Task instructions - Collect all lines from the listing that include the string "elements".

Entries shown -
— Start —

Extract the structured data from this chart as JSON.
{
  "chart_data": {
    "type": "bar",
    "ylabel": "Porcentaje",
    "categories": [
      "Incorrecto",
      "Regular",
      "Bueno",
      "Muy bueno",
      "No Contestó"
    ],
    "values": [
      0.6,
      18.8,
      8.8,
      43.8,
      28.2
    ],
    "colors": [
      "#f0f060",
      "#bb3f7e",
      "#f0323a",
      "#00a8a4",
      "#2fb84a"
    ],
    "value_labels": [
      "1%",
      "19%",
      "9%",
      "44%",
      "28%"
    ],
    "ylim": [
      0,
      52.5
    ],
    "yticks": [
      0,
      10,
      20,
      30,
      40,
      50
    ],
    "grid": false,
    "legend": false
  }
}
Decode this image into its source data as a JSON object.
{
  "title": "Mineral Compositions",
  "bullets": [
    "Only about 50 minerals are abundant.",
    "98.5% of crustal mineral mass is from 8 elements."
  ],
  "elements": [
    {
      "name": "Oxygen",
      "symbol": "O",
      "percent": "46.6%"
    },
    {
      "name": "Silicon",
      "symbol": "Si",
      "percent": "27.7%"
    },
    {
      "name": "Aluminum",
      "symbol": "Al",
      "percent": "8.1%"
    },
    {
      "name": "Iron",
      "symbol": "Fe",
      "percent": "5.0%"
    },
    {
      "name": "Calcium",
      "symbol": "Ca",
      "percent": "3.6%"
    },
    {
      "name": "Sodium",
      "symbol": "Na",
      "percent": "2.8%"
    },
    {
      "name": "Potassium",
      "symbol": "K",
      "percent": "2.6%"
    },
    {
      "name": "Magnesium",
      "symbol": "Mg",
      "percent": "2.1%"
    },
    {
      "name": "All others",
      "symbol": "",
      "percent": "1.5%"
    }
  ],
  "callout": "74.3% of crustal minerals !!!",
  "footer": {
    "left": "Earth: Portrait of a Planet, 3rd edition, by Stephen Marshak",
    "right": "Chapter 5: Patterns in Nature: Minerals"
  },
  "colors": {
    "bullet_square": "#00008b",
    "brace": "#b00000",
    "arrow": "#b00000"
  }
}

— End —

Output -
    "98.5% of crustal mineral mass is from 8 elements."
  "elements": [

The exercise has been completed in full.